Given problem: Work out how many lines of the material below mention the word "this"; reply with the number only.

Data to process:
+---+

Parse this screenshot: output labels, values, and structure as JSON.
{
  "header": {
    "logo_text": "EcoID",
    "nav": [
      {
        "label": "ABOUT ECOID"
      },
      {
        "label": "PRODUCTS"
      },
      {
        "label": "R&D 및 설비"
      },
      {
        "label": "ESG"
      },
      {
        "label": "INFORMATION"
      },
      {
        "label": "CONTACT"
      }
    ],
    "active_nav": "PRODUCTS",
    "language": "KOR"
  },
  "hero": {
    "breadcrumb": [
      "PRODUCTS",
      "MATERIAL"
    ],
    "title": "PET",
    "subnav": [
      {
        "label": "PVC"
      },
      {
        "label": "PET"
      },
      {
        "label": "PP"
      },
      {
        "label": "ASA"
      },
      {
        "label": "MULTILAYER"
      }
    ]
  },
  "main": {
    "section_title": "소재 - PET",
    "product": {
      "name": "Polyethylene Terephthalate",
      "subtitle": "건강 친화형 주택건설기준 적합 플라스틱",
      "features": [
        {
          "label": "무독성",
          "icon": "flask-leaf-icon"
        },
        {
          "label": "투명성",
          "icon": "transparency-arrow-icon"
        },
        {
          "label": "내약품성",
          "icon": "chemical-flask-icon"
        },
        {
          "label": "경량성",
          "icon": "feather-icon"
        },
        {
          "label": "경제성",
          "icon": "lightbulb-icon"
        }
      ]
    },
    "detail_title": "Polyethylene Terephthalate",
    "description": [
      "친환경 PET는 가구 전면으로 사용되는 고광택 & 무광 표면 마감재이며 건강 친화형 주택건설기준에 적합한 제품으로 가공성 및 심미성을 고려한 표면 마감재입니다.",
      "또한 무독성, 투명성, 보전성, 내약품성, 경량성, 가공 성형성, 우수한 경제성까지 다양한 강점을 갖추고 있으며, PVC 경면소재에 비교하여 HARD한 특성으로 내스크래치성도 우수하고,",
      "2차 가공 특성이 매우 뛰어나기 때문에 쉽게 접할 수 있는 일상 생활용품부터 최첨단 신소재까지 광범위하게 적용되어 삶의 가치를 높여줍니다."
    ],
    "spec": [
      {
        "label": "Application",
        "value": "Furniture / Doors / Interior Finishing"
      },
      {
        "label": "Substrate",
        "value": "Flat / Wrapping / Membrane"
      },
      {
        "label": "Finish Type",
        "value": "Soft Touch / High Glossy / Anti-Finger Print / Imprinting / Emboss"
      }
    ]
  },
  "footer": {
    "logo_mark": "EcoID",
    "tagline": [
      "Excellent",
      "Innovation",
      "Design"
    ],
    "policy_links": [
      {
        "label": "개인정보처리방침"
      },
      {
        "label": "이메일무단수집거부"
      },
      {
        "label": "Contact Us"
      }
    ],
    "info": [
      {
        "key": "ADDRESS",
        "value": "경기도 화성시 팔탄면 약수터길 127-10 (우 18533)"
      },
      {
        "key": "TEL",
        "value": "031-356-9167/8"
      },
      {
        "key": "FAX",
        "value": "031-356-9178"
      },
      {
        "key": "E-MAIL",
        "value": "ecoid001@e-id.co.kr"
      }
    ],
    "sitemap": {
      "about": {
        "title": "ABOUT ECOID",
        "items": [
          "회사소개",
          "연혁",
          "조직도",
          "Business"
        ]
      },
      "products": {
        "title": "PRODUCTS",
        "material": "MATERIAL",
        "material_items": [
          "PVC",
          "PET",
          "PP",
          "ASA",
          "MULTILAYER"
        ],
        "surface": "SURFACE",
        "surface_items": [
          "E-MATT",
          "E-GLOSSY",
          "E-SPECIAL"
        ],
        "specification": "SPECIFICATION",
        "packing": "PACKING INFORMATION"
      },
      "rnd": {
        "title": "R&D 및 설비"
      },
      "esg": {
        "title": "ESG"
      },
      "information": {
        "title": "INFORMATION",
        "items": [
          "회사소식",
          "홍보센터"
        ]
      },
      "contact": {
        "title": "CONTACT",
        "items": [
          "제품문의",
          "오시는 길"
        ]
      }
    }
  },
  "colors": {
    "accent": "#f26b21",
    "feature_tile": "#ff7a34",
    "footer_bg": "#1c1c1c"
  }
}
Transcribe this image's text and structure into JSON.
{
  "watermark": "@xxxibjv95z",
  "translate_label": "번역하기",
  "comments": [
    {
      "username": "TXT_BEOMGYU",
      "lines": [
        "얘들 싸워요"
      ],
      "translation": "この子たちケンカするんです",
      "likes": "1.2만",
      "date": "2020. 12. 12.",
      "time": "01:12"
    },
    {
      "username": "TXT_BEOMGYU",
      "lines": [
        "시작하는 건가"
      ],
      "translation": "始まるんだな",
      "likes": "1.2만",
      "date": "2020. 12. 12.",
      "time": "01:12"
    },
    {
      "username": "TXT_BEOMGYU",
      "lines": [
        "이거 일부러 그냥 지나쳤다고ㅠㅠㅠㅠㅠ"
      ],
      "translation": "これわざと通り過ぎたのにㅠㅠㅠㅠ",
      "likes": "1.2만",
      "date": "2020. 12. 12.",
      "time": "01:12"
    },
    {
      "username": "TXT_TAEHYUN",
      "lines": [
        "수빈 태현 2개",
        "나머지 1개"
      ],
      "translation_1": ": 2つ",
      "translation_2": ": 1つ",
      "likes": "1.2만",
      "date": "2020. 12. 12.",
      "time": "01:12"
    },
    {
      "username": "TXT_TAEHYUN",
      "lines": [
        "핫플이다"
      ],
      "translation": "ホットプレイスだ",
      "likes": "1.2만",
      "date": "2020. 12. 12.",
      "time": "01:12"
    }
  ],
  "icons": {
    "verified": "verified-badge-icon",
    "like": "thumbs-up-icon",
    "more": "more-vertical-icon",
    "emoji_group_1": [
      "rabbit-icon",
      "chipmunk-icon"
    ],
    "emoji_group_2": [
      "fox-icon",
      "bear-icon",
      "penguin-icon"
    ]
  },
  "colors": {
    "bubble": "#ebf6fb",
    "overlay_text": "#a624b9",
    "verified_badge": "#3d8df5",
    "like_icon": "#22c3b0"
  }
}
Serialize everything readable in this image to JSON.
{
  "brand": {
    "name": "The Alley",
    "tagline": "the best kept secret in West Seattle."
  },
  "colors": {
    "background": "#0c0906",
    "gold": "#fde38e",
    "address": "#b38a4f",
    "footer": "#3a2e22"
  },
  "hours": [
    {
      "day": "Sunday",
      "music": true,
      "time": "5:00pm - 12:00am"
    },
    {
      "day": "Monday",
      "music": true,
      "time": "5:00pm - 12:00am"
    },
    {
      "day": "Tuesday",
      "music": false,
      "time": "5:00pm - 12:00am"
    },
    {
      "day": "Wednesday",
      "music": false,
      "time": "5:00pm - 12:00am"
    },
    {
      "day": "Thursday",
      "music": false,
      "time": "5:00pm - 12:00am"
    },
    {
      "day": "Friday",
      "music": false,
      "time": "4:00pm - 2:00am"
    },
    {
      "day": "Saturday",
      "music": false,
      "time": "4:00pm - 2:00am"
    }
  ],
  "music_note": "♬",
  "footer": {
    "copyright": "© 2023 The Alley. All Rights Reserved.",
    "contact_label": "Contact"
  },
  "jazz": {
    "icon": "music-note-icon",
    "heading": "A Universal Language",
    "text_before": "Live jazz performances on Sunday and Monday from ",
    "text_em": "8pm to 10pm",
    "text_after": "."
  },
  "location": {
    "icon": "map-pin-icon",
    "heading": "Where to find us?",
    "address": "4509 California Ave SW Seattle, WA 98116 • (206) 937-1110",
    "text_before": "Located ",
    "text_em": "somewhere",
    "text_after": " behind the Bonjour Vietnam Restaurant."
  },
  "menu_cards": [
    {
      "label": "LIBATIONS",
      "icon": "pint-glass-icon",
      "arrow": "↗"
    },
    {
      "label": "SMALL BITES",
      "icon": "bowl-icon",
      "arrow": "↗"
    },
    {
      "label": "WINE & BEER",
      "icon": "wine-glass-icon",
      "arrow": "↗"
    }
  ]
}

+---+

Right answer: 3